TO DO >> State the number of lines where "sonne" appears. Add nothing else.

MATERIALS PROVIDED >>
· · · · ·
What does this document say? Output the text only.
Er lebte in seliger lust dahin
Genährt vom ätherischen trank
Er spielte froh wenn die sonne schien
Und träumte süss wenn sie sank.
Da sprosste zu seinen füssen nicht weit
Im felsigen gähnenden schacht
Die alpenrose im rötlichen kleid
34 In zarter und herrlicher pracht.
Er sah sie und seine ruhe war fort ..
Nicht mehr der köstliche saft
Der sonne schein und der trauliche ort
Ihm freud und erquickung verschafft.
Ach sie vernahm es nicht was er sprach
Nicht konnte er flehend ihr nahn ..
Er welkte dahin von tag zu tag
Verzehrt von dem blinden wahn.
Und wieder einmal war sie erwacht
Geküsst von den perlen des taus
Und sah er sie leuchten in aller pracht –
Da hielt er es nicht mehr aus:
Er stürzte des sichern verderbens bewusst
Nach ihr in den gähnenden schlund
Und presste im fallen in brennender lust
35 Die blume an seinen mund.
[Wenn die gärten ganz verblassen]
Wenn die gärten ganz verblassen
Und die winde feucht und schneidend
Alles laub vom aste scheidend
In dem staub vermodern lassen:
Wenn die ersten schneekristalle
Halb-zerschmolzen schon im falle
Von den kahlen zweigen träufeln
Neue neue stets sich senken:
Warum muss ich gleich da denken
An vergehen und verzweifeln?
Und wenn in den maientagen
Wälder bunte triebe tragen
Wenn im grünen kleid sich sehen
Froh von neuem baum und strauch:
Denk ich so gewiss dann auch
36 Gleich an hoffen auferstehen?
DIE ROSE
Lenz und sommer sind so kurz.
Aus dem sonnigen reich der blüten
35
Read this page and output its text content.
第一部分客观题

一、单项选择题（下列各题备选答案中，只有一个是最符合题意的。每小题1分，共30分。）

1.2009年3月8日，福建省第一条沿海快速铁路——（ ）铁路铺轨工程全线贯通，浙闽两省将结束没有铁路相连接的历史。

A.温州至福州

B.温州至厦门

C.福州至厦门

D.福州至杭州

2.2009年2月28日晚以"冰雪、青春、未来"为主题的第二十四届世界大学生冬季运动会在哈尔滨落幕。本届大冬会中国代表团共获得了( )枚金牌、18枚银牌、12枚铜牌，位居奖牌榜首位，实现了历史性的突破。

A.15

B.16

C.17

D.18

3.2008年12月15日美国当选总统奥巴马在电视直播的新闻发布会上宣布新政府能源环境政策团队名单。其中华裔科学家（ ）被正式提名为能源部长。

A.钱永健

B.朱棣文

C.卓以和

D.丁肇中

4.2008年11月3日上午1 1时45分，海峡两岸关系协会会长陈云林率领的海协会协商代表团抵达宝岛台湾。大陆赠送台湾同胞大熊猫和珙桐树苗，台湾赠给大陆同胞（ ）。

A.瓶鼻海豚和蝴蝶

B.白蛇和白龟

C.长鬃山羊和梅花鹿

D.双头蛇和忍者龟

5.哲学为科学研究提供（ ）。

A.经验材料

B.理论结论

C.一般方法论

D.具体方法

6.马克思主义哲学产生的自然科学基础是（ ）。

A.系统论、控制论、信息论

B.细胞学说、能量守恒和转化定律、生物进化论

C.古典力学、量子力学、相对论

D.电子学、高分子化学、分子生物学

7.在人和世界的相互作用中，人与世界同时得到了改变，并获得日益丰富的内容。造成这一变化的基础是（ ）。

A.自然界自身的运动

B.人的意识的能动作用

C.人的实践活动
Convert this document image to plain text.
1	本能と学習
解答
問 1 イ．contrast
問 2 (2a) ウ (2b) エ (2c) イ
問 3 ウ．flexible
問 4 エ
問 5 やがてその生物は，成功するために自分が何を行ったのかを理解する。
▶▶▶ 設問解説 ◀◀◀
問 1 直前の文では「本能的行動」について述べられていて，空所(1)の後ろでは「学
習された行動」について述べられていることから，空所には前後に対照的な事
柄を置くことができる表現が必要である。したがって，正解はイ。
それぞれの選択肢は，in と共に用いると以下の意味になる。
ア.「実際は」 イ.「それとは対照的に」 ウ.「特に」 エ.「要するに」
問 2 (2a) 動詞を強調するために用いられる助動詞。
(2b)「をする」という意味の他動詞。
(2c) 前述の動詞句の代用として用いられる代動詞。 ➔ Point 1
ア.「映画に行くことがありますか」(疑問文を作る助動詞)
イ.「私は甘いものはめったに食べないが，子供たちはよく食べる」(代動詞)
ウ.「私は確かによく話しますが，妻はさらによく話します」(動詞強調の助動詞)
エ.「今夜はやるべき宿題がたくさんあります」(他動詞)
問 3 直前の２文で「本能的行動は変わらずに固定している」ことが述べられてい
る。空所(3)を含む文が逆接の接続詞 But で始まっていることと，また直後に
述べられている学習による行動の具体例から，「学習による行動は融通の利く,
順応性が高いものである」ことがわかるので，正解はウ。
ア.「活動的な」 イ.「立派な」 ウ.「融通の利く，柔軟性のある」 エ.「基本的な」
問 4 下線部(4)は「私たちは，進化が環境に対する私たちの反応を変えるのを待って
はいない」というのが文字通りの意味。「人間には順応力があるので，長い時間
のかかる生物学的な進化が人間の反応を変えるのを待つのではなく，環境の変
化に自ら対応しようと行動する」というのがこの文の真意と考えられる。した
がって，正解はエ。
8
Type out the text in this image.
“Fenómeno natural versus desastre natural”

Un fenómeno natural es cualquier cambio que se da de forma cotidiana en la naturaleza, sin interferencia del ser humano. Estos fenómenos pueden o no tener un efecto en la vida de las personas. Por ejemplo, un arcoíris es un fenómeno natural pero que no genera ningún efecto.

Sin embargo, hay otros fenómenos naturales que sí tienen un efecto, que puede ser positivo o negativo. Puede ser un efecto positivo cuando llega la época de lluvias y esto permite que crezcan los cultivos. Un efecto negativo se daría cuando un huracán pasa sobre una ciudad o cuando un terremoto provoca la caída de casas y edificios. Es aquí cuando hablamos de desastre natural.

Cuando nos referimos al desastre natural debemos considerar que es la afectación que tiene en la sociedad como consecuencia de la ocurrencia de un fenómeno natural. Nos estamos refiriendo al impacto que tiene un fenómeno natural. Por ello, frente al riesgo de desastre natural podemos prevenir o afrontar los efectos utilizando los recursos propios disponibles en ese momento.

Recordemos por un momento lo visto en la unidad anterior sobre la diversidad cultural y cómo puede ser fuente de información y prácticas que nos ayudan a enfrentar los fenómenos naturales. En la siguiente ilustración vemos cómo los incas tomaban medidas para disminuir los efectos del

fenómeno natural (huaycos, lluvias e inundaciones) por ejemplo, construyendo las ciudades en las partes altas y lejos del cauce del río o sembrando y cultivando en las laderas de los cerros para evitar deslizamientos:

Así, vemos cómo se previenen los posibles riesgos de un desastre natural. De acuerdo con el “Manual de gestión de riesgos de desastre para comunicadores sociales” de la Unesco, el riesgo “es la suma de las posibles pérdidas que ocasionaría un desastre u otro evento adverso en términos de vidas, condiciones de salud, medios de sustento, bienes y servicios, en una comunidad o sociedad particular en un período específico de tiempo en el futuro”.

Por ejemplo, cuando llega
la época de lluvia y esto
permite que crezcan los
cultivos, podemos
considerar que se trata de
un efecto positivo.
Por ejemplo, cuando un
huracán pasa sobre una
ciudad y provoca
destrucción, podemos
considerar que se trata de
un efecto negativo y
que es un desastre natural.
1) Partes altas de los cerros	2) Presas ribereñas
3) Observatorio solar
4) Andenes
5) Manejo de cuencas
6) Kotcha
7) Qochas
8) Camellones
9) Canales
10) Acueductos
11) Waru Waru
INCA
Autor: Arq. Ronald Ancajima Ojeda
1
· · · · ·
WRITTEN SOLUTION >> 2